Data excerpts:
# # #
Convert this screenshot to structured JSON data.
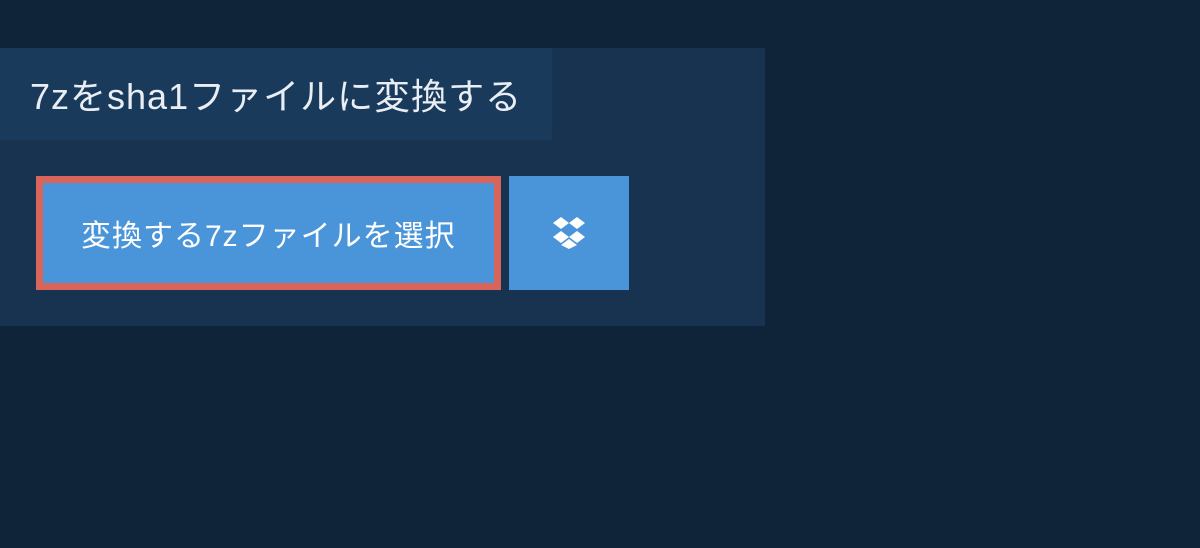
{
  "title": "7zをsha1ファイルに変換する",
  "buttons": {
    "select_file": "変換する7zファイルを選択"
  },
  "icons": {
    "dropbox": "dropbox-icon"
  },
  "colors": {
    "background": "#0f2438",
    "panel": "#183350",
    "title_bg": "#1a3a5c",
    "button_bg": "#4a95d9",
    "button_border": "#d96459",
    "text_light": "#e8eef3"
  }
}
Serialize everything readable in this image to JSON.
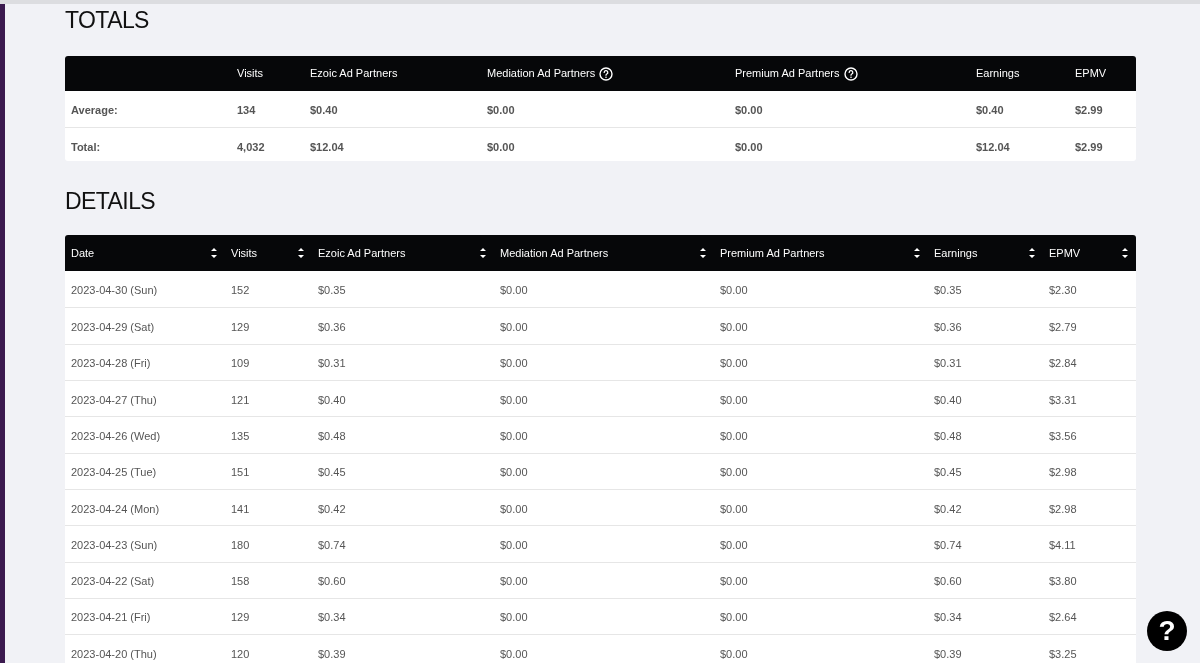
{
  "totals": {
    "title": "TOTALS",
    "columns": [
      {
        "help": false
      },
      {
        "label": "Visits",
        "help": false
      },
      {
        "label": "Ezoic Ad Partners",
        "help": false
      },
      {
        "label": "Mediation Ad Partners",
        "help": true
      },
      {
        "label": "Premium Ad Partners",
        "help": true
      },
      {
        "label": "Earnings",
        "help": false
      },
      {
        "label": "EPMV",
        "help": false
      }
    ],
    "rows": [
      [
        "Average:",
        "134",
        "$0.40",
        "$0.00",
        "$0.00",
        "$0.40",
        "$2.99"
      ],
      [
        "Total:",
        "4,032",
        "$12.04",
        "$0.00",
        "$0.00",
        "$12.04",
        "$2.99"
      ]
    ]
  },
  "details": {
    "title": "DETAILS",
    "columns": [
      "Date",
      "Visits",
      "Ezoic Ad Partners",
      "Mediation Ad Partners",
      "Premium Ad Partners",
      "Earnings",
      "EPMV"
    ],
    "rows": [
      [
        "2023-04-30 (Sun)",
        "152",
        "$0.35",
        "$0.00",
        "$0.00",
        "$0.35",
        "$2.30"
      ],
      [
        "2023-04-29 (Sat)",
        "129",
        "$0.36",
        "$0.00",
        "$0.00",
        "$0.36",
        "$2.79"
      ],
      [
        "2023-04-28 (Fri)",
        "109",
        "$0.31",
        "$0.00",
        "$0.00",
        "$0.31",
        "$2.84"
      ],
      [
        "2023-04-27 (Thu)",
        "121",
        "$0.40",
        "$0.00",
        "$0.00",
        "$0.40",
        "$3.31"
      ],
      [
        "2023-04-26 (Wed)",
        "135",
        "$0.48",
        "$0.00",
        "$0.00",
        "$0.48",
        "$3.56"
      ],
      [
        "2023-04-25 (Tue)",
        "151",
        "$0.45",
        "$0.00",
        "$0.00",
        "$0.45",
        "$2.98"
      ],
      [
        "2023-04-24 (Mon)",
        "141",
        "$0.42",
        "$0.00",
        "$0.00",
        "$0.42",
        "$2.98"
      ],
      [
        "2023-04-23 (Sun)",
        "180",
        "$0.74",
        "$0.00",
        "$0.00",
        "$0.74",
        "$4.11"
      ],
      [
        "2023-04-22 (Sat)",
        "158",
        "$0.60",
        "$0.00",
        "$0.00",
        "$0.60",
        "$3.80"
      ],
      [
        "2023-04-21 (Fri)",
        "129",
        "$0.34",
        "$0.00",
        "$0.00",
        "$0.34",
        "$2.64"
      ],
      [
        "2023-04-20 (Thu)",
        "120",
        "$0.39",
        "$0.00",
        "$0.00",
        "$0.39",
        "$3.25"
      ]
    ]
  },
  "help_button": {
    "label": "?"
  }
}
# # #
■ **PROMPT**: Provide only the count of lines in the data above that include the string "Ezoic".

■ **RESPONSE FOR THIS EXERCISE**: 2